Short problem – Every line below that holds the string "icon" should be copied out.

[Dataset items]
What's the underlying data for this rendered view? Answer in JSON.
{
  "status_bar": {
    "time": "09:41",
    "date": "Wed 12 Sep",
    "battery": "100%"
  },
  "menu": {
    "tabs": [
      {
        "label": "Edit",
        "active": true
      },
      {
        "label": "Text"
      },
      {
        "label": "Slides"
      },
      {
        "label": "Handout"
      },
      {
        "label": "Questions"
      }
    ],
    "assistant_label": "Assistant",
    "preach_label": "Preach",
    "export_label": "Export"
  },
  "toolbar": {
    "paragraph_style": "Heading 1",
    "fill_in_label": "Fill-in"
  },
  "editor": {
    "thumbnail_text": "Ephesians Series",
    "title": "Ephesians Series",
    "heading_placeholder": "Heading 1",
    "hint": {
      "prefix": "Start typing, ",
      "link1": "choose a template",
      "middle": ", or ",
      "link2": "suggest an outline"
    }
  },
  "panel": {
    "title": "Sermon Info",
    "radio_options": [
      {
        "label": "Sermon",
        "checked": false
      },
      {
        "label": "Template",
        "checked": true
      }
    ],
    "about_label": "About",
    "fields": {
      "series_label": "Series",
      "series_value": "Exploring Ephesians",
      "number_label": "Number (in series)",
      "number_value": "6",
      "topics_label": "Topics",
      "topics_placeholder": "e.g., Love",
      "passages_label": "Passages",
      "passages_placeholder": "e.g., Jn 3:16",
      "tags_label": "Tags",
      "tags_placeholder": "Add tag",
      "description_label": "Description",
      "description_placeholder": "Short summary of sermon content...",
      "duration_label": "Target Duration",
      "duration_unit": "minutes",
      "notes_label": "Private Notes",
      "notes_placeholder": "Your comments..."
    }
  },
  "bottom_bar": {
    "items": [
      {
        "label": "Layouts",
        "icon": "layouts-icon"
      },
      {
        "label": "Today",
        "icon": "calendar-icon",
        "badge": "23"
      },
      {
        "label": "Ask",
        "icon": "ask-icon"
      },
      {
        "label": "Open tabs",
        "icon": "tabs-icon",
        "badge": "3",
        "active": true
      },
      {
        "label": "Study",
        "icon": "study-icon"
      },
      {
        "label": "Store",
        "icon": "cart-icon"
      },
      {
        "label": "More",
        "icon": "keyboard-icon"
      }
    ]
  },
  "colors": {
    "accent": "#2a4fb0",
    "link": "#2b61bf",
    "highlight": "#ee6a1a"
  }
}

Right answer –
        "icon": "layouts-icon"
        "icon": "calendar-icon",
        "icon": "ask-icon"
        "icon": "tabs-icon",
        "icon": "study-icon"
        "icon": "cart-icon"
        "icon": "keyboard-icon"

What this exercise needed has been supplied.